• [Entries provided]:
------------------------------

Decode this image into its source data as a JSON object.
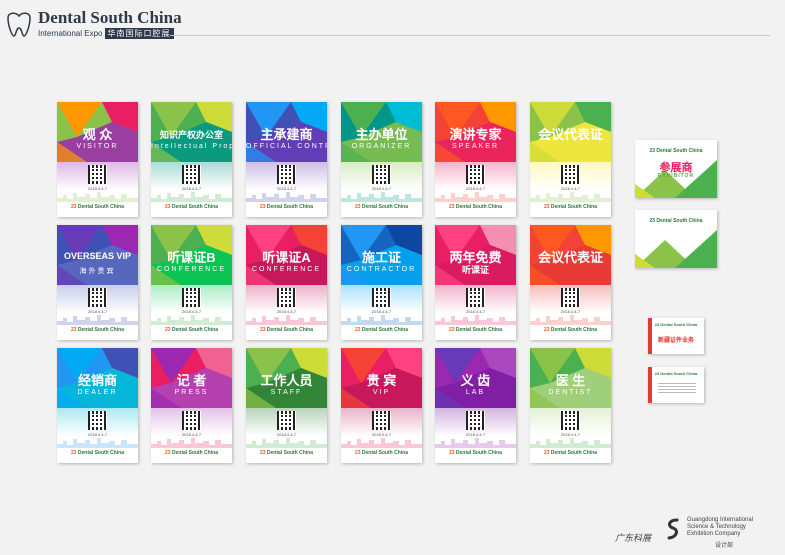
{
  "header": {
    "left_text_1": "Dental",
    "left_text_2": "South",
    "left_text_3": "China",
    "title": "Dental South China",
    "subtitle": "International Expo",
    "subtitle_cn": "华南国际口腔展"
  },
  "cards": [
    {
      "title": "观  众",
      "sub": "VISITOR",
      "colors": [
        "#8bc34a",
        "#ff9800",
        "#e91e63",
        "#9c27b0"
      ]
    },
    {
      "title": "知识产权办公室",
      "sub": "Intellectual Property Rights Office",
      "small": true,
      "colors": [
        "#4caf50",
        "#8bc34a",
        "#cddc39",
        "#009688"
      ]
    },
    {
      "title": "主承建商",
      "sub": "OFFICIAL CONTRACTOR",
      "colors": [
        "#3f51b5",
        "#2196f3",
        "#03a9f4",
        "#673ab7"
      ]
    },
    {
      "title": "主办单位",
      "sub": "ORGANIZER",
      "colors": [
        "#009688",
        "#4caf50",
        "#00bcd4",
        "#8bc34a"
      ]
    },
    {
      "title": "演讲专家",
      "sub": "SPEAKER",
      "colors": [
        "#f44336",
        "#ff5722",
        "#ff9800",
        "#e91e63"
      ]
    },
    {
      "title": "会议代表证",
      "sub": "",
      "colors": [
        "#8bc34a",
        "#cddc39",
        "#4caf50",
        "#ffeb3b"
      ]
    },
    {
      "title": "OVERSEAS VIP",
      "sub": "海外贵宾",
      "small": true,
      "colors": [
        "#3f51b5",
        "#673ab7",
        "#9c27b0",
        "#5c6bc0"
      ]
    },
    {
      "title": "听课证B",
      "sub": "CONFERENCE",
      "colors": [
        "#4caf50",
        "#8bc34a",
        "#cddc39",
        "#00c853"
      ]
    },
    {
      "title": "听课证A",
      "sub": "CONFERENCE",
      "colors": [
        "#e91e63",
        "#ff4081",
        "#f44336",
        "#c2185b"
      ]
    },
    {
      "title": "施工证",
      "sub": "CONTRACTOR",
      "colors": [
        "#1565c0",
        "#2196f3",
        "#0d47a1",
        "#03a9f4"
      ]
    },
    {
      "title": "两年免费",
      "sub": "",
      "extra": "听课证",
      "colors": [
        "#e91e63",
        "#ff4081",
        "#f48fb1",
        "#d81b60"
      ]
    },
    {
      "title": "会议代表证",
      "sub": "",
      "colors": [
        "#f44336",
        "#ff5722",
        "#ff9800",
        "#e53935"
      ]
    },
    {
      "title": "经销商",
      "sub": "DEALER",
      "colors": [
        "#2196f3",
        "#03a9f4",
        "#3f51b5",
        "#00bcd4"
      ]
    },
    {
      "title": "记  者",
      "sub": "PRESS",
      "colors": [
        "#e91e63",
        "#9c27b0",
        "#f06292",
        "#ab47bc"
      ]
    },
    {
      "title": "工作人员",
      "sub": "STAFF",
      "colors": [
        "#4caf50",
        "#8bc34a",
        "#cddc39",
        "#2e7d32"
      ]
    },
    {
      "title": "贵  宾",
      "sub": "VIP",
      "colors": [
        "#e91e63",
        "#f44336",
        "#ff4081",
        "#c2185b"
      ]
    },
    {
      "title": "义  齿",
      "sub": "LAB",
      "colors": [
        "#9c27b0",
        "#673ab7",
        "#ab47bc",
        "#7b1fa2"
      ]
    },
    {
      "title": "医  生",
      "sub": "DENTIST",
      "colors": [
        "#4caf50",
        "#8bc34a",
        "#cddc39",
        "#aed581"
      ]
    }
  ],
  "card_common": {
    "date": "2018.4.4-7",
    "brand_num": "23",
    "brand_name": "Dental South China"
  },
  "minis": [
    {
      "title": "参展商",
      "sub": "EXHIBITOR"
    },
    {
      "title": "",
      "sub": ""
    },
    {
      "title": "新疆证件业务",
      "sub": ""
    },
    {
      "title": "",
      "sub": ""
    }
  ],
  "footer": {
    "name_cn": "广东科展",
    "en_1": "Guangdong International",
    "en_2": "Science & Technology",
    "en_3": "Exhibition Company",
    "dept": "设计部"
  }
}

------------------------------

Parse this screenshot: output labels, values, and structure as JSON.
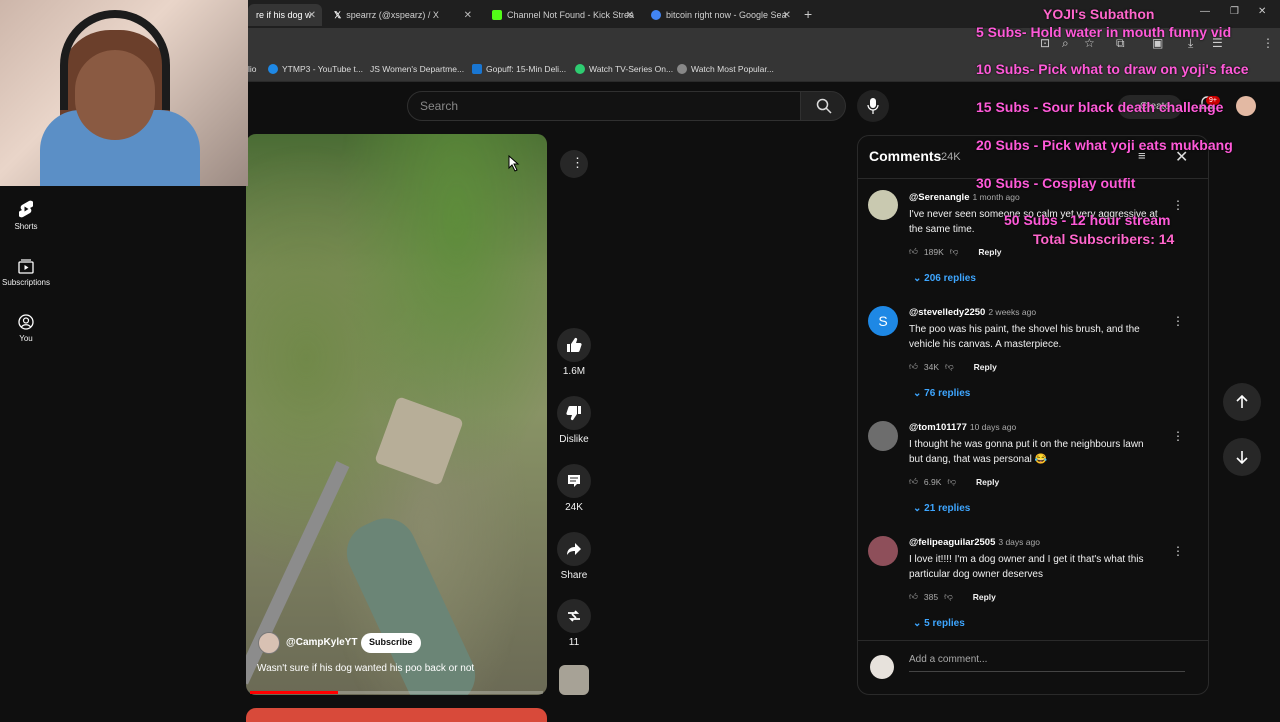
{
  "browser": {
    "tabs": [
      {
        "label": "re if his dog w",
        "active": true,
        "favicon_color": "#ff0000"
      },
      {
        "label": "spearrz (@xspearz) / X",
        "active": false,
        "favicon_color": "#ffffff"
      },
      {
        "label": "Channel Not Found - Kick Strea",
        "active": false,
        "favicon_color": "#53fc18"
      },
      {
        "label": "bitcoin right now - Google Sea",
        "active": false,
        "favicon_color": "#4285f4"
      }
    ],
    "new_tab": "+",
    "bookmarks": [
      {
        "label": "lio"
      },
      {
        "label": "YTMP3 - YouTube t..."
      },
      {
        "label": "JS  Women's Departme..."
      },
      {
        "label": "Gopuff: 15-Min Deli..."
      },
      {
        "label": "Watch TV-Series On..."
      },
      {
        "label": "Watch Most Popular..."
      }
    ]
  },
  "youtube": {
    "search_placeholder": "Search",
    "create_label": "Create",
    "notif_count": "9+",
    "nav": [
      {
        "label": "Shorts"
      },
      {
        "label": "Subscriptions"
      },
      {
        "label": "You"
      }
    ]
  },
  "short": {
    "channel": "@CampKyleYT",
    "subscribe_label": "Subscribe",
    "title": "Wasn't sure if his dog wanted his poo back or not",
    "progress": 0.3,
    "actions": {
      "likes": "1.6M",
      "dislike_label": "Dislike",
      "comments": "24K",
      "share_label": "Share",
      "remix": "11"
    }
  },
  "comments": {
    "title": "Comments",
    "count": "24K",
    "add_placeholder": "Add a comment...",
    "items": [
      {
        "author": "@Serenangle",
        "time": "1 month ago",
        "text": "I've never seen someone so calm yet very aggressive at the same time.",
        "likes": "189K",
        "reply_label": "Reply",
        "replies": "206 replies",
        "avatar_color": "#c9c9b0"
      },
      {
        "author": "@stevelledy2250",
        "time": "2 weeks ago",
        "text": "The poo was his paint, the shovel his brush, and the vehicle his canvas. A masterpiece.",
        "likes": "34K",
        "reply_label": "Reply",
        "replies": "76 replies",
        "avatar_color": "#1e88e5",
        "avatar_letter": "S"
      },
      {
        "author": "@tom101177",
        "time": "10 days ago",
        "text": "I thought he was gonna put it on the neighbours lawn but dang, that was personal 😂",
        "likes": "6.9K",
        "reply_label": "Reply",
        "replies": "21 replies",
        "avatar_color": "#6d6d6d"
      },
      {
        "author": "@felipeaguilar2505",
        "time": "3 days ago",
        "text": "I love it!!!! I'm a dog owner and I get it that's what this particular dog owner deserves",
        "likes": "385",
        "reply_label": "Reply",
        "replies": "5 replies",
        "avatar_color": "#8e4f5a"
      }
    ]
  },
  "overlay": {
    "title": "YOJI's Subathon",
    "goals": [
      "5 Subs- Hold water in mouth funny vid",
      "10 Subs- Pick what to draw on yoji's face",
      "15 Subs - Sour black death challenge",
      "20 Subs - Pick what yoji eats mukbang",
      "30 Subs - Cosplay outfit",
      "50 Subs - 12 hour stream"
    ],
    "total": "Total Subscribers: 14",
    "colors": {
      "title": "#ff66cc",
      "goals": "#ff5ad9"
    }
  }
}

------------------------------

Search the records above for "that". Copy each line where it is found.

        "text": "I thought he was gonna put it on the neighbours lawn but dang, that was personal 😂",
        "text": "I love it!!!! I'm a dog owner and I get it that's what this particular dog owner deserves",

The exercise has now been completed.